EXERCISE DIRECTIONS
Repeat every line below exactly as it reads.

LISTED ENTRIES
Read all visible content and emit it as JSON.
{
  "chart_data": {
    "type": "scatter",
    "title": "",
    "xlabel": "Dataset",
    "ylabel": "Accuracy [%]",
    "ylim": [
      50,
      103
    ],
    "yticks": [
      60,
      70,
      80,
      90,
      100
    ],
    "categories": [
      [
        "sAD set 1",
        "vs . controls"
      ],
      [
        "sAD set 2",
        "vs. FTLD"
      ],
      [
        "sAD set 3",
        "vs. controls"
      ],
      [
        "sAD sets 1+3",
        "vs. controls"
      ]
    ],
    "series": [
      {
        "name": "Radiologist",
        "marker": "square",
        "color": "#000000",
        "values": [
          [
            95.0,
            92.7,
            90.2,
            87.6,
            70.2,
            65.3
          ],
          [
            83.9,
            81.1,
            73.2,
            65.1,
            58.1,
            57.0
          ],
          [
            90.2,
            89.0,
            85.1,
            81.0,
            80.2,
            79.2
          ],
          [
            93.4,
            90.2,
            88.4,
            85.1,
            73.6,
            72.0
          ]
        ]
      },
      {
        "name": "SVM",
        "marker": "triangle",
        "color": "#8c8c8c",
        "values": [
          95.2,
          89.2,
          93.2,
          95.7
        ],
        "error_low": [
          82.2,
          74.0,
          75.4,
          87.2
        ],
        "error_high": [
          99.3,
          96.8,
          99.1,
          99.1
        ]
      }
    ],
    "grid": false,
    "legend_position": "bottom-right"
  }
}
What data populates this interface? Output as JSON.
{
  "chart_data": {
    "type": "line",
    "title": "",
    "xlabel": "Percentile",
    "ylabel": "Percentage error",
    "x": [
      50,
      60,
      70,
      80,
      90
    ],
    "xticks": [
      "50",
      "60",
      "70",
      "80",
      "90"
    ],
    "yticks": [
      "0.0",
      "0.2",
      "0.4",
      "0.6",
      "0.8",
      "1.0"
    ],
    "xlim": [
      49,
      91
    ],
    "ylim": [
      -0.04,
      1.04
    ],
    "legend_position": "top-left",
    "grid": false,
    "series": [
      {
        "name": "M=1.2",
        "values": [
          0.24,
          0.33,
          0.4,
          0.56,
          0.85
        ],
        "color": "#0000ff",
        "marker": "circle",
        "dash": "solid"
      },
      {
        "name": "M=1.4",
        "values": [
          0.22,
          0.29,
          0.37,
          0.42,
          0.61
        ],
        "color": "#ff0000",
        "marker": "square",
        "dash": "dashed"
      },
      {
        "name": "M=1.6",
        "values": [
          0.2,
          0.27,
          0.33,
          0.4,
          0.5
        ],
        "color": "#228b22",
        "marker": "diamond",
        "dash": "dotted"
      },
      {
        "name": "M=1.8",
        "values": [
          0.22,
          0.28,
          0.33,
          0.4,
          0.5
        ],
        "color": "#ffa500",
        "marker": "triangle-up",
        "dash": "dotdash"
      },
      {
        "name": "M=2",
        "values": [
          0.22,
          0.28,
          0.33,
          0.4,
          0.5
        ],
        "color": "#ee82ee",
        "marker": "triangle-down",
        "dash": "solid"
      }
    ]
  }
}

REPLY TO THE TASK
Read all visible content and emit it as JSON.
{
  "chart_data": {
    "type": "scatter",
    "title": "",
    "xlabel": "Dataset",
    "ylabel": "Accuracy [%]",
    "ylim": [
      50,
      103
    ],
    "yticks": [
      60,
      70,
      80,
      90,
      100
    ],
    "categories": [
      [
        "sAD set 1",
        "vs . controls"
      ],
      [
        "sAD set 2",
        "vs. FTLD"
      ],
      [
        "sAD set 3",
        "vs. controls"
      ],
      [
        "sAD sets 1+3",
        "vs. controls"
      ]
    ],
    "series": [
      {
        "name": "Radiologist",
        "marker": "square",
        "color": "#000000",
        "values": [
          [
            95.0,
            92.7,
            90.2,
            87.6,
            70.2,
            65.3
          ],
          [
            83.9,
            81.1,
            73.2,
            65.1,
            58.1,
            57.0
          ],
          [
            90.2,
            89.0,
            85.1,
            81.0,
            80.2,
            79.2
          ],
          [
            93.4,
            90.2,
            88.4,
            85.1,
            73.6,
            72.0
          ]
        ]
      },
      {
        "name": "SVM",
        "marker": "triangle",
        "color": "#8c8c8c",
        "values": [
          95.2,
          89.2,
          93.2,
          95.7
        ],
        "error_low": [
          82.2,
          74.0,
          75.4,
          87.2
        ],
        "error_high": [
          99.3,
          96.8,
          99.1,
          99.1
        ]
      }
    ],
    "grid": false,
    "legend_position": "bottom-right"
  }
}
What data populates this interface? Output as JSON.
{
  "chart_data": {
    "type": "line",
    "title": "",
    "xlabel": "Percentile",
    "ylabel": "Percentage error",
    "x": [
      50,
      60,
      70,
      80,
      90
    ],
    "xticks": [
      "50",
      "60",
      "70",
      "80",
      "90"
    ],
    "yticks": [
      "0.0",
      "0.2",
      "0.4",
      "0.6",
      "0.8",
      "1.0"
    ],
    "xlim": [
      49,
      91
    ],
    "ylim": [
      -0.04,
      1.04
    ],
    "legend_position": "top-left",
    "grid": false,
    "series": [
      {
        "name": "M=1.2",
        "values": [
          0.24,
          0.33,
          0.4,
          0.56,
          0.85
        ],
        "color": "#0000ff",
        "marker": "circle",
        "dash": "solid"
      },
      {
        "name": "M=1.4",
        "values": [
          0.22,
          0.29,
          0.37,
          0.42,
          0.61
        ],
        "color": "#ff0000",
        "marker": "square",
        "dash": "dashed"
      },
      {
        "name": "M=1.6",
        "values": [
          0.2,
          0.27,
          0.33,
          0.4,
          0.5
        ],
        "color": "#228b22",
        "marker": "diamond",
        "dash": "dotted"
      },
      {
        "name": "M=1.8",
        "values": [
          0.22,
          0.28,
          0.33,
          0.4,
          0.5
        ],
        "color": "#ffa500",
        "marker": "triangle-up",
        "dash": "dotdash"
      },
      {
        "name": "M=2",
        "values": [
          0.22,
          0.28,
          0.33,
          0.4,
          0.5
        ],
        "color": "#ee82ee",
        "marker": "triangle-down",
        "dash": "solid"
      }
    ]
  }
}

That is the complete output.